# Worth $150 for the engine? Craftsman track 10hp 30"



## JLawrence08648 (Jan 15, 2017)

I need a dual pulley engine for a beautiful black MTD 30", not terribly old, that has a Tecumseh float head 10hp blown rod through the block.

I just finished working on a Craftsman II 10hp, dual pulley, track 30". He paid me $150 (parts & labor) for installing a new drive belt, new dual auger belts, new shave bar (scraper bar), with new carriage bolts. It starts and runs good but you can tell the carb needs cleaning, idling is rough, almost non-existent. The starter button is stuck, for some reason, permanently on so you have to quickly unplug when it starts.

I have no need for a track machine and I could buy it as is, make one repair, replace the engine drive pulley, and sell it; or remove the engine and put it on a 30" MTD and sell that. It would seem to me the MTD is more sellable because it looks nicer and paint is better with no rust.

After this winter, he is going to sell it for $150, what he paid me, and "buy a new machine at Home Depot that doesn't need any repairs for $650 as he bought his two sons".

He was frustrated with my repair, and I could understand that, so was I. I did a very local on-site repair and had to make 3 trips. I went to evaluate the machine, he told me he could hold the machine back when in gear. When I saw it run and in gear, it moved but then he held it and I could see the drive belt slipping on the pulley. I ordered a replacement belt. When next to the old belt, you could see the new belt was shorter as the old one had stretched. Installed the belt, though he had to fight a little more, he could still hold the machine back as I saw the new belt slip on the drive pulley. I ordered a 1/2" shorter belt for a Toro so it is still a equipment belt. This belt was a cog belt. Installed this belt, he could still hold it back though he had to fight more. Again, the belt was slipping on the drive pulley. I then said we need to replace the drive pulley with either the same or an adjustable variable pulley. Is it the drive pulley? Or need an even shorter belt? He said he didn't want to spend any more money. Said he'll see how it works if we get any snow then after the winter he will sell it for what he paid me.

Suggestions? Replace the drive pulley and sell it? I have $55 parts in it now, plus the cost of the new pulley. Or pull the engine, put it on the MTD and sell that, and sell the track Craftsman for parts, or look for another engine for that.


----------



## Jackmels (Feb 18, 2013)

Add some Spring Tension on the idler pulley.


----------



## micah68kj (Oct 8, 2011)

Jackmels said:


> Add some Spring Tension on the idler pulley.


+1 on the tension.


----------



## tadawson (Jan 3, 2018)

Suggestions? Tell him to quit holding it back! That's not a part of normal operation! If it slips in use, that's a problem. If it slips when you do something that stupid, that's operator error . . . . 



Might also try lightly sanding the surface of the drive pulley as well . . . if it's been slipping for a while, it's likely glazed and polished . . . . pretty much the same that happens on the friction disk downstairs . . .


----------

## Material provided:
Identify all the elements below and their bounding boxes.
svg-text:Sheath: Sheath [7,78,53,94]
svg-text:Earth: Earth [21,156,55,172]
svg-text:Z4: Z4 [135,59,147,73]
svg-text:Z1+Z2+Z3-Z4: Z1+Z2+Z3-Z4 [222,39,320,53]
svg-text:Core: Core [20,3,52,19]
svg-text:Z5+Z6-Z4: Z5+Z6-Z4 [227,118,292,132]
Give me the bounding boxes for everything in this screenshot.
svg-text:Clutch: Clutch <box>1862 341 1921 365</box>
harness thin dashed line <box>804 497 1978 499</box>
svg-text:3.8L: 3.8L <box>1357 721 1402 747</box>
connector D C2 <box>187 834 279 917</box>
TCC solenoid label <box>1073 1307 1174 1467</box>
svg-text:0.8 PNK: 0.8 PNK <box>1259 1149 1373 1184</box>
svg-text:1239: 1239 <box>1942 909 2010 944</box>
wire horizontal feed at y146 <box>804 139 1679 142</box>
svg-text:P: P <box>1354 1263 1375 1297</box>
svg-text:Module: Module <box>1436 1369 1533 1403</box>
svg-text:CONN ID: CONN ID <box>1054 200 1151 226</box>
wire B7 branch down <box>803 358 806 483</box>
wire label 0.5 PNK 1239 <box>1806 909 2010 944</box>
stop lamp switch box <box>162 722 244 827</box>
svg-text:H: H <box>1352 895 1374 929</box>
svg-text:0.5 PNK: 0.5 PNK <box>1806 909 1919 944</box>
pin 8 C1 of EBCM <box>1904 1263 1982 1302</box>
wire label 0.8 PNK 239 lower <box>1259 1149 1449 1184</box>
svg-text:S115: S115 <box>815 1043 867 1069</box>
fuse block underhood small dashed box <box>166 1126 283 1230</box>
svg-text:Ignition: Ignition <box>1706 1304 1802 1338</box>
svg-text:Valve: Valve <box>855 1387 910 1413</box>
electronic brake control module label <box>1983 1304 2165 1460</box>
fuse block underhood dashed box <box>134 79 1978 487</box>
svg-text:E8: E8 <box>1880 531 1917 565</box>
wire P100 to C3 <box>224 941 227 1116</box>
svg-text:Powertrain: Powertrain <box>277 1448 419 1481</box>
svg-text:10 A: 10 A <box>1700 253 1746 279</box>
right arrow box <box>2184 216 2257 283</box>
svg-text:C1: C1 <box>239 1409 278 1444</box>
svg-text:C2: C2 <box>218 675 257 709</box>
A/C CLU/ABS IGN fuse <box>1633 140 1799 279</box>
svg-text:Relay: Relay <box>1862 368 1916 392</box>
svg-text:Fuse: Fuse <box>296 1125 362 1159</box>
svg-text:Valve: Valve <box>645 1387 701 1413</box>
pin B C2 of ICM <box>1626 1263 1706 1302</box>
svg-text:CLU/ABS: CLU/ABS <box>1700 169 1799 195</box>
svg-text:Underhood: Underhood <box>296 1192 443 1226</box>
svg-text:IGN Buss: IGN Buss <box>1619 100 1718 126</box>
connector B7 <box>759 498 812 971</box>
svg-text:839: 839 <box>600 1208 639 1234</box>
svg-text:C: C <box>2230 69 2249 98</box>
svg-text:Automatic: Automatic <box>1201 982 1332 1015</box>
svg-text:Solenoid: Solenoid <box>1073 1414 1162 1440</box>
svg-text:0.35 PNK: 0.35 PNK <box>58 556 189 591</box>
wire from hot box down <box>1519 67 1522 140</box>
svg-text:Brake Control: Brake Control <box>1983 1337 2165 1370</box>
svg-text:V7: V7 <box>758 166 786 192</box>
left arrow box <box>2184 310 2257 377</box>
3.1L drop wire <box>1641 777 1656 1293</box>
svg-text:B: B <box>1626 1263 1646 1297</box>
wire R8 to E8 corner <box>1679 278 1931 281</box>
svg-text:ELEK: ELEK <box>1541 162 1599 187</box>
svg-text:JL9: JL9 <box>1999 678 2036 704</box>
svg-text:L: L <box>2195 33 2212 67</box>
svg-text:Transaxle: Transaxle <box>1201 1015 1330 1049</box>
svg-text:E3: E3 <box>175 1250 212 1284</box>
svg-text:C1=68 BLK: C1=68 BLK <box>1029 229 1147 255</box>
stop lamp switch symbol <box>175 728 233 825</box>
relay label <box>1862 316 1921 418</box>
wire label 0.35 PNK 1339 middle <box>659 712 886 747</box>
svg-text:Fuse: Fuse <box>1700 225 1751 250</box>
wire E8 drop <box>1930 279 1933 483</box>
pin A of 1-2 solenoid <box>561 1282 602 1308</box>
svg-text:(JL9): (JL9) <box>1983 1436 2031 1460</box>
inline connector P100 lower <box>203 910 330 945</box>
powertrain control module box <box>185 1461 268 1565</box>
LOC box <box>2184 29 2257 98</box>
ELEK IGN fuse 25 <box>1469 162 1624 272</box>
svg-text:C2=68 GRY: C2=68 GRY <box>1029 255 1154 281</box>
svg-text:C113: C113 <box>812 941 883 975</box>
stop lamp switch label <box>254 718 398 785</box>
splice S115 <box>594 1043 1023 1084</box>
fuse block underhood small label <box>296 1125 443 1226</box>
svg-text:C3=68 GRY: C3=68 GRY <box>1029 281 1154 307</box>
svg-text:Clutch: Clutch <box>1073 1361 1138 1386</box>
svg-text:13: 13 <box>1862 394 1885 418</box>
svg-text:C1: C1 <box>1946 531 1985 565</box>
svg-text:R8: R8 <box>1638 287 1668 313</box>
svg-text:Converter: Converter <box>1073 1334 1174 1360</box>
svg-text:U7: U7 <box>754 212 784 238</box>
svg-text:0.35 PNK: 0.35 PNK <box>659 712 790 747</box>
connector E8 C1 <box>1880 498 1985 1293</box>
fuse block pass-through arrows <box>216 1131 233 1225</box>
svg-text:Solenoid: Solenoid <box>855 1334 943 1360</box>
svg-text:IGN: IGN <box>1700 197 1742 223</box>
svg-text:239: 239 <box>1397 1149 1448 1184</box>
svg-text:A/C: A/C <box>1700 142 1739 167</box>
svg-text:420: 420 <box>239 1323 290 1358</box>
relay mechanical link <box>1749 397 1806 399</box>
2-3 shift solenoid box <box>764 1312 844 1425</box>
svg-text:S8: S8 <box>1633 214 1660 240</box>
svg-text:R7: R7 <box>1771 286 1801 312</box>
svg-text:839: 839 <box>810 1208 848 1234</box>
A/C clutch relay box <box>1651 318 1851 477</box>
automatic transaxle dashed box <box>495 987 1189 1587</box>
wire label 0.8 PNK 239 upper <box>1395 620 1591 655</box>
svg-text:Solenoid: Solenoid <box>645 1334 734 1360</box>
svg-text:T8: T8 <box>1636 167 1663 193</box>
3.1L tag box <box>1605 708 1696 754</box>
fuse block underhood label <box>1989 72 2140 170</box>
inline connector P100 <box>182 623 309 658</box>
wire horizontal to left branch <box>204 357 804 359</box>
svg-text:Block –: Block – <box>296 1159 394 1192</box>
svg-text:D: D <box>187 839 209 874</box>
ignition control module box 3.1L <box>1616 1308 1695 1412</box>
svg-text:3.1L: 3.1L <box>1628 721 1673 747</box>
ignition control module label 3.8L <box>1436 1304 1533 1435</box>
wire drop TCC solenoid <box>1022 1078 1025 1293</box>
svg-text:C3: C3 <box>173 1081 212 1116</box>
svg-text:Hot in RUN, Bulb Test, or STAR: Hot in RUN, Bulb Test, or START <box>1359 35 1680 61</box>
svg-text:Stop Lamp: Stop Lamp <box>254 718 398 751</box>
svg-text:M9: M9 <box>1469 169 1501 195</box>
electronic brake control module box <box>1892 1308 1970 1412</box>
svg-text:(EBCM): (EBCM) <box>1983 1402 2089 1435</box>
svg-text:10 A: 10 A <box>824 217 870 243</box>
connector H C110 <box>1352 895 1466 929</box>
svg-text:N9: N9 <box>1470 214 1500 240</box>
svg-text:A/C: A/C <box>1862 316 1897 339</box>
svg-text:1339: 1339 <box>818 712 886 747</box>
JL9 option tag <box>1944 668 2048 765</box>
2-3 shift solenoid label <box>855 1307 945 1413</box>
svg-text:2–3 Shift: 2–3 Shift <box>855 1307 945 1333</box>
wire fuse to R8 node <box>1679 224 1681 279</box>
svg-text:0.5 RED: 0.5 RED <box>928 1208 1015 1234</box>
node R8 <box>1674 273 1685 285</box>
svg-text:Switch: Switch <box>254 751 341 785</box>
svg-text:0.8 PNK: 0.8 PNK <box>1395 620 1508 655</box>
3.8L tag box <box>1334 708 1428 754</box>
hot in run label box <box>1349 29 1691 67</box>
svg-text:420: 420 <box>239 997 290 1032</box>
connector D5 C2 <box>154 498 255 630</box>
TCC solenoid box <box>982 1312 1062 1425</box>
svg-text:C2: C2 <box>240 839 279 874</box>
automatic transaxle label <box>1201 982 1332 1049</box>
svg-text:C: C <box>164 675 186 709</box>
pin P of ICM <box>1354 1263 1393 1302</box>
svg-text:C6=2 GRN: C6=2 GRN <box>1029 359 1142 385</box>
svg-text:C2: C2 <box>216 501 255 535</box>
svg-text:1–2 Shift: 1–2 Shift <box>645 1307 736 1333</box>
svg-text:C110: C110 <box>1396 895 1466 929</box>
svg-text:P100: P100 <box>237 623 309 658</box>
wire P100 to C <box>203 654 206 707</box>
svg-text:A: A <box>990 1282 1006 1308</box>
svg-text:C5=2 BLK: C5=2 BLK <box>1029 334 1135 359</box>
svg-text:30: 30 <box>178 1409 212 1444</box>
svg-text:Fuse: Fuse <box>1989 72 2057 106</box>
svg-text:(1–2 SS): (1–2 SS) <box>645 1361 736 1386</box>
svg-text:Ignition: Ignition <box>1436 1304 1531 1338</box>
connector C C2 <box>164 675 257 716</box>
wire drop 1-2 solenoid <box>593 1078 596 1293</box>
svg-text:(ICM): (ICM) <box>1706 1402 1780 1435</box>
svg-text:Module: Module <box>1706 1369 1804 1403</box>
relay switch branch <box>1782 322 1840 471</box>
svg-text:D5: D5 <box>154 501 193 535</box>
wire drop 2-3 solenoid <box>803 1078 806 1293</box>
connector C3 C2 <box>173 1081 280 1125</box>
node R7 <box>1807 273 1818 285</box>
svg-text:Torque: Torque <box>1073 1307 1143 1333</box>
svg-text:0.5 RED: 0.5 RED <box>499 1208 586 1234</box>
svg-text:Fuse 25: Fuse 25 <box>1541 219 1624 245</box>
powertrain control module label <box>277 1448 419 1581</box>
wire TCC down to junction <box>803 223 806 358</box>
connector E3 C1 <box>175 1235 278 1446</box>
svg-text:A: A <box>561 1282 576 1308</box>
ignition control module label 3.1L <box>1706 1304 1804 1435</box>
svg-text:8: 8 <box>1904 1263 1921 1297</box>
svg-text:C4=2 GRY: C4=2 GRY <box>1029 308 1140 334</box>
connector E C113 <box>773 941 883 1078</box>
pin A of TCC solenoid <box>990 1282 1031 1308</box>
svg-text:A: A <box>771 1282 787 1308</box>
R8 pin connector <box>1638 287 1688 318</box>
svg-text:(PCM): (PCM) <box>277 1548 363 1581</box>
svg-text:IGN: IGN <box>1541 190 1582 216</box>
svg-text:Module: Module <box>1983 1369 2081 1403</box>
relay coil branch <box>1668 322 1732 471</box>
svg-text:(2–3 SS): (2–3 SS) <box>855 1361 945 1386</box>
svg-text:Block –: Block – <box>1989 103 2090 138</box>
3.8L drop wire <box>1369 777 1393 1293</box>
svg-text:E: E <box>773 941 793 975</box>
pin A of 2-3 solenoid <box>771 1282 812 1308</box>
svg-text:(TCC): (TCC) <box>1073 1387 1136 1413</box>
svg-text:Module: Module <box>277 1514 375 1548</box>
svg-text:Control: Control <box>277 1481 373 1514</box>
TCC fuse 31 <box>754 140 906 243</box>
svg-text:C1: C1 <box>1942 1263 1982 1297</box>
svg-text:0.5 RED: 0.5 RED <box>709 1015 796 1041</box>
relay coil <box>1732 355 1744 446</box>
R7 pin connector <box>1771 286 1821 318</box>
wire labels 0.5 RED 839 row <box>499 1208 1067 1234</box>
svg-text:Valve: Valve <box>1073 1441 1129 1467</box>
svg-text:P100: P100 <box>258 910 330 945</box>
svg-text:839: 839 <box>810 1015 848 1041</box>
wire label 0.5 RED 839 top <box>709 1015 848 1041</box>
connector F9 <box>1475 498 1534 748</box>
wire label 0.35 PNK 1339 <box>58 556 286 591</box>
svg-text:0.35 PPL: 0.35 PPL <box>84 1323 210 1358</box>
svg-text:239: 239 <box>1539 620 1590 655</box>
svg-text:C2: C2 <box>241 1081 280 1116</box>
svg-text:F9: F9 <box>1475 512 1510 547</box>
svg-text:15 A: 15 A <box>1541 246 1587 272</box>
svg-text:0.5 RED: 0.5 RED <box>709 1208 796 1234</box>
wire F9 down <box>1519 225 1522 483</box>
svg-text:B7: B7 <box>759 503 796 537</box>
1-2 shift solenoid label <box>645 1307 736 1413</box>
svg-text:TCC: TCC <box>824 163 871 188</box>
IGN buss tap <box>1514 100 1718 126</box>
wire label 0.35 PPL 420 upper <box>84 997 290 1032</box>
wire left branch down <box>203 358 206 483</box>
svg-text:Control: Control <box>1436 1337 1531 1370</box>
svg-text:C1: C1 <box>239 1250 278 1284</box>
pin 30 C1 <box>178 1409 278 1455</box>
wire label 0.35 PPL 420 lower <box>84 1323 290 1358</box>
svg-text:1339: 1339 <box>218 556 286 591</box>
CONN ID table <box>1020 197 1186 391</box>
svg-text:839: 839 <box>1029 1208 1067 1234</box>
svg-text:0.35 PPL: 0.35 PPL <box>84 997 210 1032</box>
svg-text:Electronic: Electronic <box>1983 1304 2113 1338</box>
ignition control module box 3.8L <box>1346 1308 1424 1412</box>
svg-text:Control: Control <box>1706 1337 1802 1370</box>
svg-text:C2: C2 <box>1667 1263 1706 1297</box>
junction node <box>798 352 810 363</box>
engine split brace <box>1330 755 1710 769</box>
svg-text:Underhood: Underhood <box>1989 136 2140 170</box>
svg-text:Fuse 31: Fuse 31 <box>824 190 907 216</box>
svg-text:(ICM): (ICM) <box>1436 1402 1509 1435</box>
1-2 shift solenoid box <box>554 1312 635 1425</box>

## Work instructions:
**1.** In the snowblower thread, what fix do Jackmels and micah68kj recommend?
**2.** Decide whether each statement agrees with the snowblower thread, and quote the words that settle it: (a) The second replacement belt was a cog belt. (b) The owner agreed to pay for a new drive pulley. (c) tadawson suggests lightly sanding the friction disk.

## Answers to the exercise:
**1.** Adding spring tension on the idler pulley.

**2.**
(a) Yes: "This belt was a cog belt."
(b) No: "He said he didn't want to spend any more money."
(c) No: "Might also try lightly sanding the surface of the drive pulley"